(Dataset rows about figures)
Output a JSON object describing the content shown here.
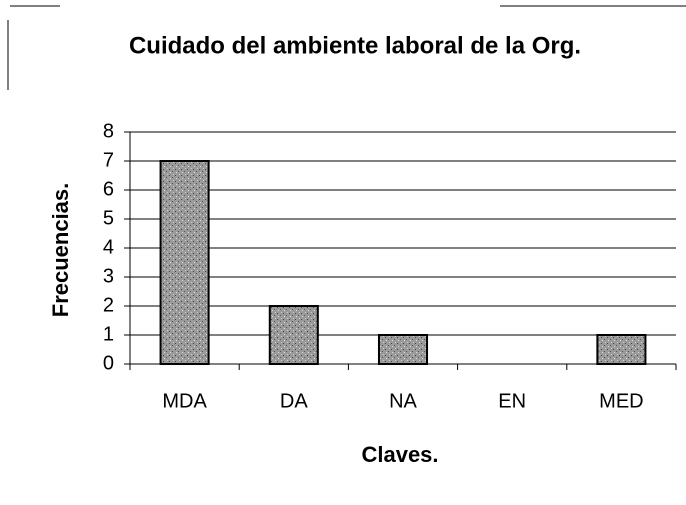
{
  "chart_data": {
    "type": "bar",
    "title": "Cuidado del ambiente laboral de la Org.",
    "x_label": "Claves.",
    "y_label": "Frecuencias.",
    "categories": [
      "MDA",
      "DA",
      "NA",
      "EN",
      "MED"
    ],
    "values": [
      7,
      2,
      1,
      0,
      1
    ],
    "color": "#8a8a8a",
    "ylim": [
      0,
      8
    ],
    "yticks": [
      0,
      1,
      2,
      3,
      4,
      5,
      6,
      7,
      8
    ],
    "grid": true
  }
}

Aim of the exercise:
Pictures are excluded; copy all other data exactly as shown.

Exercise output:
Output a JSON object describing the content shown here.
{
  "chart_data": {
    "type": "bar",
    "title": "Cuidado del ambiente laboral de la Org.",
    "x_label": "Claves.",
    "y_label": "Frecuencias.",
    "categories": [
      "MDA",
      "DA",
      "NA",
      "EN",
      "MED"
    ],
    "values": [
      7,
      2,
      1,
      0,
      1
    ],
    "color": "#8a8a8a",
    "ylim": [
      0,
      8
    ],
    "yticks": [
      0,
      1,
      2,
      3,
      4,
      5,
      6,
      7,
      8
    ],
    "grid": true
  }
}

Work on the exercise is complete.